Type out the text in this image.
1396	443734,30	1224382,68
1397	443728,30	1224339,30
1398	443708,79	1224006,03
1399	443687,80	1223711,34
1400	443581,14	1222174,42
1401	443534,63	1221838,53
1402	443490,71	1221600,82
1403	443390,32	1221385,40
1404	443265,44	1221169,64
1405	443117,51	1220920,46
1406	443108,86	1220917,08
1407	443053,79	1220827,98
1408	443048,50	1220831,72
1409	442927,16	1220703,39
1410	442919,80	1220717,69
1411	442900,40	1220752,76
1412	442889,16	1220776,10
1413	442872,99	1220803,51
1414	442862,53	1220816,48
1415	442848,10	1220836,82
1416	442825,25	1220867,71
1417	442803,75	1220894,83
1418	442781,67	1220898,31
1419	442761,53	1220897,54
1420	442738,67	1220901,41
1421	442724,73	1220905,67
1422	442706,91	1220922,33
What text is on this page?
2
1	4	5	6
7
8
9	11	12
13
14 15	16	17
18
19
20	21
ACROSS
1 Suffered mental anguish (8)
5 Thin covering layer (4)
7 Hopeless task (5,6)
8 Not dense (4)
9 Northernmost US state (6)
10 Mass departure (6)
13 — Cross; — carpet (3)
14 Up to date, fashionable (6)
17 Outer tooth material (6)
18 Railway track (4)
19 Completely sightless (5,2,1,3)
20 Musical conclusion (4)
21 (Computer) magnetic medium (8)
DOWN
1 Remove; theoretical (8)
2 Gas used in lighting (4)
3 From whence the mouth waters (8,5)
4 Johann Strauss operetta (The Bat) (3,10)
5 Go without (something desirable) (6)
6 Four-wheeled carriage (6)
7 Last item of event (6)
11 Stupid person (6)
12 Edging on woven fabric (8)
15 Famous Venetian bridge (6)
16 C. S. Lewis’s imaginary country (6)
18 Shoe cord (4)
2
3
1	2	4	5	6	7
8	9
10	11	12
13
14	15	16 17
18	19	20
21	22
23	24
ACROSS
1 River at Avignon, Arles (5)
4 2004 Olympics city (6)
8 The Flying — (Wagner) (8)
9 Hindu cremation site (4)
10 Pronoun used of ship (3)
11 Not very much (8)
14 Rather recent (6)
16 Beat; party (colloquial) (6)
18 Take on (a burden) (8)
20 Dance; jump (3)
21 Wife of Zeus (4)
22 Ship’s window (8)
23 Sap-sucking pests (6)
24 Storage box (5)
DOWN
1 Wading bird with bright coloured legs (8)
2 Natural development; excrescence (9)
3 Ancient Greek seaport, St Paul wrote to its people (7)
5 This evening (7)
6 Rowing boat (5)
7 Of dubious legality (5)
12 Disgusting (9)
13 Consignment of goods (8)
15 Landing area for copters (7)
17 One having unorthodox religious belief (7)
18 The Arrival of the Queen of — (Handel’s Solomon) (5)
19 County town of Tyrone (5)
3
________________________
Reproduce the material above, every line of it, exactly.

OUTPUT FOR THIS TASK:
Type out the text in this image.
1396	443734,30	1224382,68
1397	443728,30	1224339,30
1398	443708,79	1224006,03
1399	443687,80	1223711,34
1400	443581,14	1222174,42
1401	443534,63	1221838,53
1402	443490,71	1221600,82
1403	443390,32	1221385,40
1404	443265,44	1221169,64
1405	443117,51	1220920,46
1406	443108,86	1220917,08
1407	443053,79	1220827,98
1408	443048,50	1220831,72
1409	442927,16	1220703,39
1410	442919,80	1220717,69
1411	442900,40	1220752,76
1412	442889,16	1220776,10
1413	442872,99	1220803,51
1414	442862,53	1220816,48
1415	442848,10	1220836,82
1416	442825,25	1220867,71
1417	442803,75	1220894,83
1418	442781,67	1220898,31
1419	442761,53	1220897,54
1420	442738,67	1220901,41
1421	442724,73	1220905,67
1422	442706,91	1220922,33
What text is on this page?
2
1	4	5	6
7
8
9	11	12
13
14 15	16	17
18
19
20	21
ACROSS
1 Suffered mental anguish (8)
5 Thin covering layer (4)
7 Hopeless task (5,6)
8 Not dense (4)
9 Northernmost US state (6)
10 Mass departure (6)
13 — Cross; — carpet (3)
14 Up to date, fashionable (6)
17 Outer tooth material (6)
18 Railway track (4)
19 Completely sightless (5,2,1,3)
20 Musical conclusion (4)
21 (Computer) magnetic medium (8)
DOWN
1 Remove; theoretical (8)
2 Gas used in lighting (4)
3 From whence the mouth waters (8,5)
4 Johann Strauss operetta (The Bat) (3,10)
5 Go without (something desirable) (6)
6 Four-wheeled carriage (6)
7 Last item of event (6)
11 Stupid person (6)
12 Edging on woven fabric (8)
15 Famous Venetian bridge (6)
16 C. S. Lewis’s imaginary country (6)
18 Shoe cord (4)
2
3
1	2	4	5	6	7
8	9
10	11	12
13
14	15	16 17
18	19	20
21	22
23	24
ACROSS
1 River at Avignon, Arles (5)
4 2004 Olympics city (6)
8 The Flying — (Wagner) (8)
9 Hindu cremation site (4)
10 Pronoun used of ship (3)
11 Not very much (8)
14 Rather recent (6)
16 Beat; party (colloquial) (6)
18 Take on (a burden) (8)
20 Dance; jump (3)
21 Wife of Zeus (4)
22 Ship’s window (8)
23 Sap-sucking pests (6)
24 Storage box (5)
DOWN
1 Wading bird with bright coloured legs (8)
2 Natural development; excrescence (9)
3 Ancient Greek seaport, St Paul wrote to its people (7)
5 This evening (7)
6 Rowing boat (5)
7 Of dubious legality (5)
12 Disgusting (9)
13 Consignment of goods (8)
15 Landing area for copters (7)
17 One having unorthodox religious belief (7)
18 The Arrival of the Queen of — (Handel’s Solomon) (5)
19 County town of Tyrone (5)
3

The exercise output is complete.